### DATA ENTRIES
=====

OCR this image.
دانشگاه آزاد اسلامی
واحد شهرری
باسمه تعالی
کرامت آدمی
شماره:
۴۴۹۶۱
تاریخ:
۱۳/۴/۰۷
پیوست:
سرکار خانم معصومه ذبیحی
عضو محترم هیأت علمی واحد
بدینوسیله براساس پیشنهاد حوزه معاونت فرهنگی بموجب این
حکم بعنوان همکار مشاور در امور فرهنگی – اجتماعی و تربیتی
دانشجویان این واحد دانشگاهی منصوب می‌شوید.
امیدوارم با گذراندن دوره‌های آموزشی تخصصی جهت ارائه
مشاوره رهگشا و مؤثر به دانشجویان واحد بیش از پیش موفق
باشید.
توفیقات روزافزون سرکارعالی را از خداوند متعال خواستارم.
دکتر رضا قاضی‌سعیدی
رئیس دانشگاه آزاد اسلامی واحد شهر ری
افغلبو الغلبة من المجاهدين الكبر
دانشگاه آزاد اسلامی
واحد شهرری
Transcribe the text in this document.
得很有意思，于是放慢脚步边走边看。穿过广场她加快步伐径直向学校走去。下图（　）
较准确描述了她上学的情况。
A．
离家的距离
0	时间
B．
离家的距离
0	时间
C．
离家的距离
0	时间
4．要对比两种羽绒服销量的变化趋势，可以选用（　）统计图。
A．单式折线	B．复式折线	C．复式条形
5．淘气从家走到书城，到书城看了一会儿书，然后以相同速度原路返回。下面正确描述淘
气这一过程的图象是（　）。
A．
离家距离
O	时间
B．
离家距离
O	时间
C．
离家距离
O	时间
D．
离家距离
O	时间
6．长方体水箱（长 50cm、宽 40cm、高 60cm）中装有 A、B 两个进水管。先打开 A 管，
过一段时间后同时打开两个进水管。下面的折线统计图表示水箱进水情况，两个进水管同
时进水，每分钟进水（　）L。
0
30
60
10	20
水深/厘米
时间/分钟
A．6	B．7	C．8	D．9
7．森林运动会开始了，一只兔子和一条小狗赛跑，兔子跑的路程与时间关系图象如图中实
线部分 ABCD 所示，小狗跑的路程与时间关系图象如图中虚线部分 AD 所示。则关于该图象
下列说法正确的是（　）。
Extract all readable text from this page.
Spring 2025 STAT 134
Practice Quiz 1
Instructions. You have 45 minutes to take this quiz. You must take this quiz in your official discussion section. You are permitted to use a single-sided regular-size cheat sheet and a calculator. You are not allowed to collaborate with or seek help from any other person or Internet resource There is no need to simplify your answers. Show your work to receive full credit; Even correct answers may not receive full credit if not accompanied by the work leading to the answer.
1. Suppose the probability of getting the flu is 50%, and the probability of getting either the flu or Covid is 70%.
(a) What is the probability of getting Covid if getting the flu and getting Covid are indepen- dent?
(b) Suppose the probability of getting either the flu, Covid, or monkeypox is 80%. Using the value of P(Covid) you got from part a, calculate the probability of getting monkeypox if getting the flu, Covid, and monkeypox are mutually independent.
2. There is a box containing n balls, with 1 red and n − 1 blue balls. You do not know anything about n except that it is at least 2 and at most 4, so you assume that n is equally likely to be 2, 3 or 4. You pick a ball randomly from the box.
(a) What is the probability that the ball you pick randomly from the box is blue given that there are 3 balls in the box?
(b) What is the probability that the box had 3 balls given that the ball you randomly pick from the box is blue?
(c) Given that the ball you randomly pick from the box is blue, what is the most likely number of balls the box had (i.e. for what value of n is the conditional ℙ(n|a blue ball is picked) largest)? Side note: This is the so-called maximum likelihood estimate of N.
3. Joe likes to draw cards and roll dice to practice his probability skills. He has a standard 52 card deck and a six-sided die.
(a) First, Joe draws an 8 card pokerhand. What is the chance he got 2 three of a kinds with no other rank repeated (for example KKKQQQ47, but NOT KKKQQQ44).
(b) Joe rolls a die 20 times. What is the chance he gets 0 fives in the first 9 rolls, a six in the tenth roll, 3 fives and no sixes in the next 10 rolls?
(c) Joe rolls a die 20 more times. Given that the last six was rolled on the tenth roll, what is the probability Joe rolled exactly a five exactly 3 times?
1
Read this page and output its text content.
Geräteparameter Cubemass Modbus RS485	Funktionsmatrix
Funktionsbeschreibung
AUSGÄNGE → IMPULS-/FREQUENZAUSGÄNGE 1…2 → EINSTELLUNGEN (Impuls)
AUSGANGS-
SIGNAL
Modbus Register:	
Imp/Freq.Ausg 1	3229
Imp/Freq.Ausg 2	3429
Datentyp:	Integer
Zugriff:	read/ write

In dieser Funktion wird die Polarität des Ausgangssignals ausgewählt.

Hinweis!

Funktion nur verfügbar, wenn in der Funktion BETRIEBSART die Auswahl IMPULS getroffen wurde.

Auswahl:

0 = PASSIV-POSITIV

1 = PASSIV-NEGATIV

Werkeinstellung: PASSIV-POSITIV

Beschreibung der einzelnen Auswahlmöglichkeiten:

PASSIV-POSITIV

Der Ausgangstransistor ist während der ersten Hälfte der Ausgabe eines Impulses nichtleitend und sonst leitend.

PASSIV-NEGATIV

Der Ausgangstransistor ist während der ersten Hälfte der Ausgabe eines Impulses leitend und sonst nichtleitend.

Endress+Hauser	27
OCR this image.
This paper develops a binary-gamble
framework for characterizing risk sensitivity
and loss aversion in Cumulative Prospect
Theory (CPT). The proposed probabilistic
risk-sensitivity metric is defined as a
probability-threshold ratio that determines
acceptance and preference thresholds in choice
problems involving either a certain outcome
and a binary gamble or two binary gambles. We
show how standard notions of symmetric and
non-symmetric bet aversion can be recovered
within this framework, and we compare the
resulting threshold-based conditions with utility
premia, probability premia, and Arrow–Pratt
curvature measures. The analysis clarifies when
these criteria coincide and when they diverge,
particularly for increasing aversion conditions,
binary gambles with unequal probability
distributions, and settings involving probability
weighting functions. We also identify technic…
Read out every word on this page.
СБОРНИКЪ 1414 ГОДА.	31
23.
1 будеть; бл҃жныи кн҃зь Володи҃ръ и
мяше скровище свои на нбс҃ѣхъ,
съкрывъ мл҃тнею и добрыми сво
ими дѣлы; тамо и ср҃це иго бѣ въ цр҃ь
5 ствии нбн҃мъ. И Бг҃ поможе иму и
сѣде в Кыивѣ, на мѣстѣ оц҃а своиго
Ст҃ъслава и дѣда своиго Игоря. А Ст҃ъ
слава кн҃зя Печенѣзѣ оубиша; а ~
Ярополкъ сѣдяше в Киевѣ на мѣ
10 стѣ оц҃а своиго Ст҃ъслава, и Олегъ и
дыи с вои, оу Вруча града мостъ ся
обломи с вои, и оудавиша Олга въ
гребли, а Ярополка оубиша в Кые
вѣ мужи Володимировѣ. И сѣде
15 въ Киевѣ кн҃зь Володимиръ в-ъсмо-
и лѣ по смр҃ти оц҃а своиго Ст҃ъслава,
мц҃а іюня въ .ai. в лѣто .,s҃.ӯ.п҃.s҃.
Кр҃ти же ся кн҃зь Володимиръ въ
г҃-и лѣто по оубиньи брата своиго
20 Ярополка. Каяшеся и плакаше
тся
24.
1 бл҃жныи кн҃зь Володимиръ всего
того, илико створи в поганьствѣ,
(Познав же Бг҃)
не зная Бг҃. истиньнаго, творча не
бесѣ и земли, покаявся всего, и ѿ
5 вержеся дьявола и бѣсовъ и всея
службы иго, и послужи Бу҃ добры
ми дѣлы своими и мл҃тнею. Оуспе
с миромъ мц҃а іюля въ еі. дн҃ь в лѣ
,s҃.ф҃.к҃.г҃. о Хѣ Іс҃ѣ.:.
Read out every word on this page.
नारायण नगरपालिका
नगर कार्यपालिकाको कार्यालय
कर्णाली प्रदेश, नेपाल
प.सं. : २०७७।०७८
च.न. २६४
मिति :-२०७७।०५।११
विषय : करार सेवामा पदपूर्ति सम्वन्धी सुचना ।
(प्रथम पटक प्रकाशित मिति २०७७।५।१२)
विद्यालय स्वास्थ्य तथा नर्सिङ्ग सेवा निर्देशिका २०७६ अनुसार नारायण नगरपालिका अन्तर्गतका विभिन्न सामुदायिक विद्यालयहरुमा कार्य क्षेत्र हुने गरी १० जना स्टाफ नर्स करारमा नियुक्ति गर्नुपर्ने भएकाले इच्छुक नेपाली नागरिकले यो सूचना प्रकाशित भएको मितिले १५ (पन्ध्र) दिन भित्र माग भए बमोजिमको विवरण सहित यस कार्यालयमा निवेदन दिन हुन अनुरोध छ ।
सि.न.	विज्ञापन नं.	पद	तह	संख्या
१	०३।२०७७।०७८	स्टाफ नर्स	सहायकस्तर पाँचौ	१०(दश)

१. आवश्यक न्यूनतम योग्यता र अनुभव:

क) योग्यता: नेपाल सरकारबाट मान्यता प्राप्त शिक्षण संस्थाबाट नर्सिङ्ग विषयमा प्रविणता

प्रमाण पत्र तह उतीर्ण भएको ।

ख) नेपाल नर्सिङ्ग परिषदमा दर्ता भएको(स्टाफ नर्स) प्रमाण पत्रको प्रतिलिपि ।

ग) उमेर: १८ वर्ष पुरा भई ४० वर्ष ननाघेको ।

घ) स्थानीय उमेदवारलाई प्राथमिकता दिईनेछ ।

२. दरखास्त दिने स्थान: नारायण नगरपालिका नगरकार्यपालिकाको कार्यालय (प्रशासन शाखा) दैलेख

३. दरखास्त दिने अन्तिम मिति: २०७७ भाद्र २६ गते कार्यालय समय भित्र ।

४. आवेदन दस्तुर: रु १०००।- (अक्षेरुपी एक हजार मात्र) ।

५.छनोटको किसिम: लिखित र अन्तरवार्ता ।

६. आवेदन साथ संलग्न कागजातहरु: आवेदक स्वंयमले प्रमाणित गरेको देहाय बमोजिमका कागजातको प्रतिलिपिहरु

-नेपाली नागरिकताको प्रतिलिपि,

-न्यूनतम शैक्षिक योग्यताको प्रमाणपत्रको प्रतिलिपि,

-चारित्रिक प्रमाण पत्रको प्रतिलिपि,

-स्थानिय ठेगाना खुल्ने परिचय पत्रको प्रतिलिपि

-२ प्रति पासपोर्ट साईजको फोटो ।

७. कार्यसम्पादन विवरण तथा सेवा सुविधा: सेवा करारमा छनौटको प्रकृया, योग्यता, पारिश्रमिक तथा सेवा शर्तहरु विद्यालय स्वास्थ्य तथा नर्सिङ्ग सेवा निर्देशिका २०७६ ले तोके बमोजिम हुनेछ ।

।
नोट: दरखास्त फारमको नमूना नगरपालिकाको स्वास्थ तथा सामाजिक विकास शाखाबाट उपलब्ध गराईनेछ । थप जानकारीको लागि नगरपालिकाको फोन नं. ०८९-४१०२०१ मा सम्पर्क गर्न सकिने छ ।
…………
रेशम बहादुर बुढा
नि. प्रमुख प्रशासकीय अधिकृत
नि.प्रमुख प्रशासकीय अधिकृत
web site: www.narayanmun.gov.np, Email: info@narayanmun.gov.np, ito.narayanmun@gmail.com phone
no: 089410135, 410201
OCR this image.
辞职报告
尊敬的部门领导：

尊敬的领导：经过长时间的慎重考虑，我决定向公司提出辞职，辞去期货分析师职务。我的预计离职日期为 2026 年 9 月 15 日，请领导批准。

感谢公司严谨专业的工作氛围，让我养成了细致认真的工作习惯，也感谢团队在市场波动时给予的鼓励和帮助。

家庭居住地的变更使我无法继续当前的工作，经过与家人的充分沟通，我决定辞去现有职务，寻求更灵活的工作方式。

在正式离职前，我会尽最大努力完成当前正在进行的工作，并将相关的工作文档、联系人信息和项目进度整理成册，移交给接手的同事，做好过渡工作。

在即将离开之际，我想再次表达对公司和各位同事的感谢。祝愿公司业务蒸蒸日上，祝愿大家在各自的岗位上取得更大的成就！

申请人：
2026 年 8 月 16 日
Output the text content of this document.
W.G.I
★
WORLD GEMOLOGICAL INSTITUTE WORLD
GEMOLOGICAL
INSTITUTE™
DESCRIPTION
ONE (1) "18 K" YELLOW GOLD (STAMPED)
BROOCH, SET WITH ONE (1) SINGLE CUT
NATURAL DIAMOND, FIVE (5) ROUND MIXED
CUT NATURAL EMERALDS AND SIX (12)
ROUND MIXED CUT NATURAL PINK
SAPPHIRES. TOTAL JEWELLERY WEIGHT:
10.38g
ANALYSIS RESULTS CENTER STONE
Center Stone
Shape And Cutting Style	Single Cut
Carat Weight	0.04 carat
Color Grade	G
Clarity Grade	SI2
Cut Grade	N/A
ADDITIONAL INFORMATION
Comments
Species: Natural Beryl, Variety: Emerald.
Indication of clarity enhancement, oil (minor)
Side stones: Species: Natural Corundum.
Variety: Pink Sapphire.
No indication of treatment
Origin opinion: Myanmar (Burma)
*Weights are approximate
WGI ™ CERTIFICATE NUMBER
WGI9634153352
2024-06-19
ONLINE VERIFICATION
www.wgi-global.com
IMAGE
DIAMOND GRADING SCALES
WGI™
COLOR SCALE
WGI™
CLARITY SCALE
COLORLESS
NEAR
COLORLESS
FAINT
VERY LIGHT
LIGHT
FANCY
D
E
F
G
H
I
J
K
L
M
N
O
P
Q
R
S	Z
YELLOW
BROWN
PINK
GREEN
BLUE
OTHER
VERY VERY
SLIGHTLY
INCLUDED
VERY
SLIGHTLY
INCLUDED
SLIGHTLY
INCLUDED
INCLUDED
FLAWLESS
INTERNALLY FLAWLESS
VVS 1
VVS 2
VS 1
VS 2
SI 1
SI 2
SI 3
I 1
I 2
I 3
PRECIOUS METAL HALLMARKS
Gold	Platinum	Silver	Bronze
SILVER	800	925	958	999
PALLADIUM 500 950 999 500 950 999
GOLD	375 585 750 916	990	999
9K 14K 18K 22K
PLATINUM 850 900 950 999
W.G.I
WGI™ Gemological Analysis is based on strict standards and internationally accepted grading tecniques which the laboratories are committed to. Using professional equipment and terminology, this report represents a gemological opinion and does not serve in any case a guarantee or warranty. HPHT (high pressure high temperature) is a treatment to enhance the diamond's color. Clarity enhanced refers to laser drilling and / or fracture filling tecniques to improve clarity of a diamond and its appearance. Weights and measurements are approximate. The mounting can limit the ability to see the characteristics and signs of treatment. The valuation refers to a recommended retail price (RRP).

=====

### WHAT YOU WILL DO
Find the word "فرهنگی" in the data and show each line that holds it.

### WRITTEN SOLUTION
بدینوسیله براساس پیشنهاد حوزه معاونت فرهنگی بموجب این
حکم بعنوان همکار مشاور در امور فرهنگی – اجتماعی و تربیتی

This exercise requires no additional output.